• [Exercise objective]: Transcribe all of the records precisely as they are presented.

• [Data entries]:
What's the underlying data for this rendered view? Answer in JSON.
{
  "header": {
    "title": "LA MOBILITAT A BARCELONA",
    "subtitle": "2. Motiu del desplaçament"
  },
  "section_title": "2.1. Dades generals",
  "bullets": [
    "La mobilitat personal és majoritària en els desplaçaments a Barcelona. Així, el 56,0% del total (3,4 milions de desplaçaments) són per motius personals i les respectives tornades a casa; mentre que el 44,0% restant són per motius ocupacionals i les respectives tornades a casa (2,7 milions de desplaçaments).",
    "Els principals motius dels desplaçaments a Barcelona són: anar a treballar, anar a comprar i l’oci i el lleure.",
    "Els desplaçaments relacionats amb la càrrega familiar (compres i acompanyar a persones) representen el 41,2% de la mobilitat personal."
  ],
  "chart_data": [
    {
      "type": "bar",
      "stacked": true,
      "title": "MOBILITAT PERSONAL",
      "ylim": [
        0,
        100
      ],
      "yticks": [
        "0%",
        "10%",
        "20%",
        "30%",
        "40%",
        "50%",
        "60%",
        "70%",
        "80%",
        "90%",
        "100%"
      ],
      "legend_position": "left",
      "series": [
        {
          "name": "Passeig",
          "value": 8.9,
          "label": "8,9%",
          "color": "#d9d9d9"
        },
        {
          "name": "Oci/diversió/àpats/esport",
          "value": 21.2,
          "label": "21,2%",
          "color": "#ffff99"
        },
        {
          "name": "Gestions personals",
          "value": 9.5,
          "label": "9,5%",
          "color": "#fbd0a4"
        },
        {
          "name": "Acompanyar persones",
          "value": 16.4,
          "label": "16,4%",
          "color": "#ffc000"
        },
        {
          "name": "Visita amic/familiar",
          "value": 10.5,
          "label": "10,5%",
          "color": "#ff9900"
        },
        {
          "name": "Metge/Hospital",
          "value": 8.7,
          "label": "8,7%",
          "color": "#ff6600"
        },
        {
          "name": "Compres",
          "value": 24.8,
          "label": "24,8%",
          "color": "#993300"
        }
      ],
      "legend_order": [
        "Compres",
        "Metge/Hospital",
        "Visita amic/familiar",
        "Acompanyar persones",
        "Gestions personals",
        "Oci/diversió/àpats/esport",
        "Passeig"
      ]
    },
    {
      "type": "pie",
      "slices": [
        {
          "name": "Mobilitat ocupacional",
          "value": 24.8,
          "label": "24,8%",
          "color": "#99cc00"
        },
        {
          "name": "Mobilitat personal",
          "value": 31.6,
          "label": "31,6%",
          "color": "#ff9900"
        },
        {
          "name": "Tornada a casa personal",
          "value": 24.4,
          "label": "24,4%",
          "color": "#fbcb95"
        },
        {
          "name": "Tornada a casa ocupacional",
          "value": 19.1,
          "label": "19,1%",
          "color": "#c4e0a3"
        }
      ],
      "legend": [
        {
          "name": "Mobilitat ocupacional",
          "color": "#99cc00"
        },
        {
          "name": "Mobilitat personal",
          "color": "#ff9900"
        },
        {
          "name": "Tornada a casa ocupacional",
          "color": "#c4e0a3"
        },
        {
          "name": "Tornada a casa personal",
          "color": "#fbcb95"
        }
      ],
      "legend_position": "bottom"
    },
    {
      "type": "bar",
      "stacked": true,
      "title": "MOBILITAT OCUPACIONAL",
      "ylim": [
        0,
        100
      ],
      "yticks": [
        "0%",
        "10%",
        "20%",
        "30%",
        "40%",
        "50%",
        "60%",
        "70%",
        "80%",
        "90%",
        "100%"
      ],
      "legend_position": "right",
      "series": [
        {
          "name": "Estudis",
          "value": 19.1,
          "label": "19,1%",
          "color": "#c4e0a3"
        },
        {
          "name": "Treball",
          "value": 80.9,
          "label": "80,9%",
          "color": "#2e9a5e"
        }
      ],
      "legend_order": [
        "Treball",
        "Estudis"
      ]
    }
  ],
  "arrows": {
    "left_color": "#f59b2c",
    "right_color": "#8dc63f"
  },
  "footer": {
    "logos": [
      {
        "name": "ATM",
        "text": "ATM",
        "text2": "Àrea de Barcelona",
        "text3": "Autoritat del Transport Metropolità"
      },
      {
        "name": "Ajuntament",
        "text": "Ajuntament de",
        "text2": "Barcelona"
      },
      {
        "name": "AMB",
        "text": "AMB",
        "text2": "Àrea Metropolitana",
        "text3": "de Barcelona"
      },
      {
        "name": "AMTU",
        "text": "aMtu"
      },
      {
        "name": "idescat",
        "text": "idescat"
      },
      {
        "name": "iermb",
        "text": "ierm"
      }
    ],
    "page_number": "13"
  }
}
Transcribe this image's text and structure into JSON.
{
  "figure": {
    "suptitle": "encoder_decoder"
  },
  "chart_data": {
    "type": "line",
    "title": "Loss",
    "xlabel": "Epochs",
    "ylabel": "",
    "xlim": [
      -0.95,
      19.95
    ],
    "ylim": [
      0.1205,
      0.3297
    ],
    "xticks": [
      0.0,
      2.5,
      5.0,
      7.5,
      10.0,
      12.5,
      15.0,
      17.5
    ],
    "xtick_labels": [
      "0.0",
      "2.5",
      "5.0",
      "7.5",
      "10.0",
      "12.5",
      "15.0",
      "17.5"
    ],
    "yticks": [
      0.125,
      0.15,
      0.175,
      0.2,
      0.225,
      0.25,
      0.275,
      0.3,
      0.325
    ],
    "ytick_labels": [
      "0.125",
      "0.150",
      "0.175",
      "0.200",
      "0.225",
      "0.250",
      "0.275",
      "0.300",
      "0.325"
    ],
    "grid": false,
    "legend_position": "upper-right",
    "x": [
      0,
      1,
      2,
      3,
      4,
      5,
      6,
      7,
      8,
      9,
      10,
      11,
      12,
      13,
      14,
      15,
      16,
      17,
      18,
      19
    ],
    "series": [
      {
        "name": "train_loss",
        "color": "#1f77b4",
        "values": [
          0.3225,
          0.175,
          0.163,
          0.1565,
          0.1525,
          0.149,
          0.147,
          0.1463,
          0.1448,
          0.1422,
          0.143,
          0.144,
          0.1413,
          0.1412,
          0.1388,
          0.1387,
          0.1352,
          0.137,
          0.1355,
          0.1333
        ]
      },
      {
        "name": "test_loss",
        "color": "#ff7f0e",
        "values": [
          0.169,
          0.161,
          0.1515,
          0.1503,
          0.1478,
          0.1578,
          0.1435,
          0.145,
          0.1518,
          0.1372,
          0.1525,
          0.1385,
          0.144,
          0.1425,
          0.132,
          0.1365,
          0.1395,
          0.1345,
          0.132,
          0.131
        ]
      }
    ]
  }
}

• [Written response]:
What's the underlying data for this rendered view? Answer in JSON.
{
  "header": {
    "title": "LA MOBILITAT A BARCELONA",
    "subtitle": "2. Motiu del desplaçament"
  },
  "section_title": "2.1. Dades generals",
  "bullets": [
    "La mobilitat personal és majoritària en els desplaçaments a Barcelona. Així, el 56,0% del total (3,4 milions de desplaçaments) són per motius personals i les respectives tornades a casa; mentre que el 44,0% restant són per motius ocupacionals i les respectives tornades a casa (2,7 milions de desplaçaments).",
    "Els principals motius dels desplaçaments a Barcelona són: anar a treballar, anar a comprar i l’oci i el lleure.",
    "Els desplaçaments relacionats amb la càrrega familiar (compres i acompanyar a persones) representen el 41,2% de la mobilitat personal."
  ],
  "chart_data": [
    {
      "type": "bar",
      "stacked": true,
      "title": "MOBILITAT PERSONAL",
      "ylim": [
        0,
        100
      ],
      "yticks": [
        "0%",
        "10%",
        "20%",
        "30%",
        "40%",
        "50%",
        "60%",
        "70%",
        "80%",
        "90%",
        "100%"
      ],
      "legend_position": "left",
      "series": [
        {
          "name": "Passeig",
          "value": 8.9,
          "label": "8,9%",
          "color": "#d9d9d9"
        },
        {
          "name": "Oci/diversió/àpats/esport",
          "value": 21.2,
          "label": "21,2%",
          "color": "#ffff99"
        },
        {
          "name": "Gestions personals",
          "value": 9.5,
          "label": "9,5%",
          "color": "#fbd0a4"
        },
        {
          "name": "Acompanyar persones",
          "value": 16.4,
          "label": "16,4%",
          "color": "#ffc000"
        },
        {
          "name": "Visita amic/familiar",
          "value": 10.5,
          "label": "10,5%",
          "color": "#ff9900"
        },
        {
          "name": "Metge/Hospital",
          "value": 8.7,
          "label": "8,7%",
          "color": "#ff6600"
        },
        {
          "name": "Compres",
          "value": 24.8,
          "label": "24,8%",
          "color": "#993300"
        }
      ],
      "legend_order": [
        "Compres",
        "Metge/Hospital",
        "Visita amic/familiar",
        "Acompanyar persones",
        "Gestions personals",
        "Oci/diversió/àpats/esport",
        "Passeig"
      ]
    },
    {
      "type": "pie",
      "slices": [
        {
          "name": "Mobilitat ocupacional",
          "value": 24.8,
          "label": "24,8%",
          "color": "#99cc00"
        },
        {
          "name": "Mobilitat personal",
          "value": 31.6,
          "label": "31,6%",
          "color": "#ff9900"
        },
        {
          "name": "Tornada a casa personal",
          "value": 24.4,
          "label": "24,4%",
          "color": "#fbcb95"
        },
        {
          "name": "Tornada a casa ocupacional",
          "value": 19.1,
          "label": "19,1%",
          "color": "#c4e0a3"
        }
      ],
      "legend": [
        {
          "name": "Mobilitat ocupacional",
          "color": "#99cc00"
        },
        {
          "name": "Mobilitat personal",
          "color": "#ff9900"
        },
        {
          "name": "Tornada a casa ocupacional",
          "color": "#c4e0a3"
        },
        {
          "name": "Tornada a casa personal",
          "color": "#fbcb95"
        }
      ],
      "legend_position": "bottom"
    },
    {
      "type": "bar",
      "stacked": true,
      "title": "MOBILITAT OCUPACIONAL",
      "ylim": [
        0,
        100
      ],
      "yticks": [
        "0%",
        "10%",
        "20%",
        "30%",
        "40%",
        "50%",
        "60%",
        "70%",
        "80%",
        "90%",
        "100%"
      ],
      "legend_position": "right",
      "series": [
        {
          "name": "Estudis",
          "value": 19.1,
          "label": "19,1%",
          "color": "#c4e0a3"
        },
        {
          "name": "Treball",
          "value": 80.9,
          "label": "80,9%",
          "color": "#2e9a5e"
        }
      ],
      "legend_order": [
        "Treball",
        "Estudis"
      ]
    }
  ],
  "arrows": {
    "left_color": "#f59b2c",
    "right_color": "#8dc63f"
  },
  "footer": {
    "logos": [
      {
        "name": "ATM",
        "text": "ATM",
        "text2": "Àrea de Barcelona",
        "text3": "Autoritat del Transport Metropolità"
      },
      {
        "name": "Ajuntament",
        "text": "Ajuntament de",
        "text2": "Barcelona"
      },
      {
        "name": "AMB",
        "text": "AMB",
        "text2": "Àrea Metropolitana",
        "text3": "de Barcelona"
      },
      {
        "name": "AMTU",
        "text": "aMtu"
      },
      {
        "name": "idescat",
        "text": "idescat"
      },
      {
        "name": "iermb",
        "text": "ierm"
      }
    ],
    "page_number": "13"
  }
}
Transcribe this image's text and structure into JSON.
{
  "figure": {
    "suptitle": "encoder_decoder"
  },
  "chart_data": {
    "type": "line",
    "title": "Loss",
    "xlabel": "Epochs",
    "ylabel": "",
    "xlim": [
      -0.95,
      19.95
    ],
    "ylim": [
      0.1205,
      0.3297
    ],
    "xticks": [
      0.0,
      2.5,
      5.0,
      7.5,
      10.0,
      12.5,
      15.0,
      17.5
    ],
    "xtick_labels": [
      "0.0",
      "2.5",
      "5.0",
      "7.5",
      "10.0",
      "12.5",
      "15.0",
      "17.5"
    ],
    "yticks": [
      0.125,
      0.15,
      0.175,
      0.2,
      0.225,
      0.25,
      0.275,
      0.3,
      0.325
    ],
    "ytick_labels": [
      "0.125",
      "0.150",
      "0.175",
      "0.200",
      "0.225",
      "0.250",
      "0.275",
      "0.300",
      "0.325"
    ],
    "grid": false,
    "legend_position": "upper-right",
    "x": [
      0,
      1,
      2,
      3,
      4,
      5,
      6,
      7,
      8,
      9,
      10,
      11,
      12,
      13,
      14,
      15,
      16,
      17,
      18,
      19
    ],
    "series": [
      {
        "name": "train_loss",
        "color": "#1f77b4",
        "values": [
          0.3225,
          0.175,
          0.163,
          0.1565,
          0.1525,
          0.149,
          0.147,
          0.1463,
          0.1448,
          0.1422,
          0.143,
          0.144,
          0.1413,
          0.1412,
          0.1388,
          0.1387,
          0.1352,
          0.137,
          0.1355,
          0.1333
        ]
      },
      {
        "name": "test_loss",
        "color": "#ff7f0e",
        "values": [
          0.169,
          0.161,
          0.1515,
          0.1503,
          0.1478,
          0.1578,
          0.1435,
          0.145,
          0.1518,
          0.1372,
          0.1525,
          0.1385,
          0.144,
          0.1425,
          0.132,
          0.1365,
          0.1395,
          0.1345,
          0.132,
          0.131
        ]
      }
    ]
  }
}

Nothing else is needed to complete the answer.